▶ **Stated goal**: Without including any pictures, write out the listing below exactly.

▶ **Listing**:
◆ ◆ ◆ ◆
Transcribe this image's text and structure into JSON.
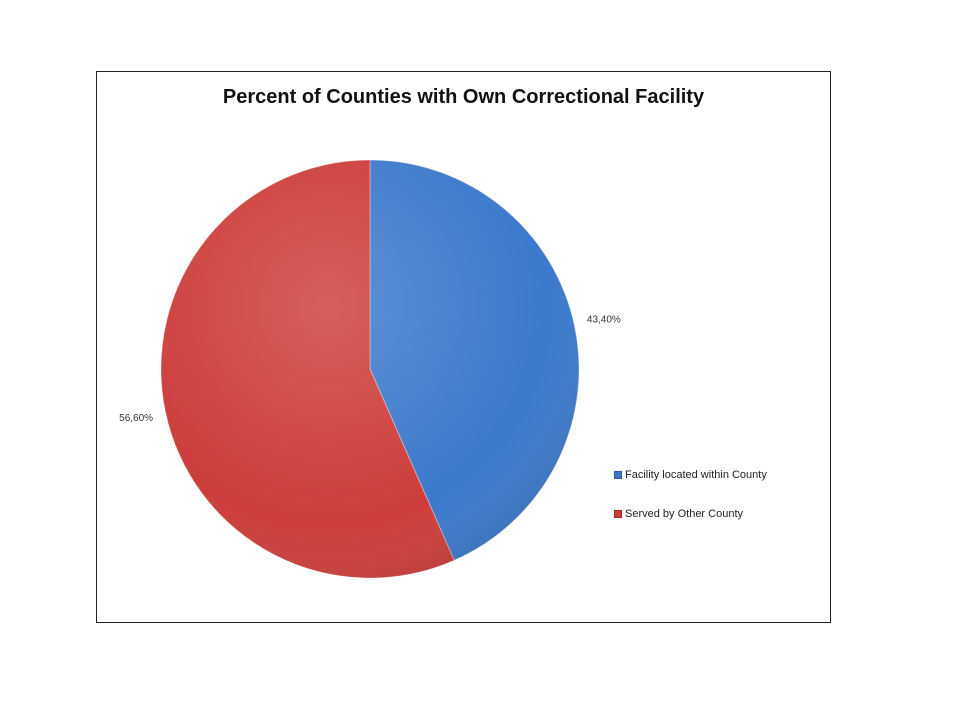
{
  "chart_data": {
    "type": "pie",
    "title": "Percent of Counties with Own Correctional Facility",
    "categories": [
      "Facility located within County",
      "Served by Other County"
    ],
    "values": [
      43.4,
      56.6
    ],
    "data_labels": [
      "43,40%",
      "56,60%"
    ],
    "colors": [
      "#3b79cc",
      "#cc3d3a"
    ],
    "legend_position": "right",
    "start_angle": "12 o'clock, clockwise"
  }
}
◆ ◆ ◆ ◆
▶ **Correct response**:
Transcribe this image's text and structure into JSON.
{
  "chart_data": {
    "type": "pie",
    "title": "Percent of Counties with Own Correctional Facility",
    "categories": [
      "Facility located within County",
      "Served by Other County"
    ],
    "values": [
      43.4,
      56.6
    ],
    "data_labels": [
      "43,40%",
      "56,60%"
    ],
    "colors": [
      "#3b79cc",
      "#cc3d3a"
    ],
    "legend_position": "right",
    "start_angle": "12 o'clock, clockwise"
  }
}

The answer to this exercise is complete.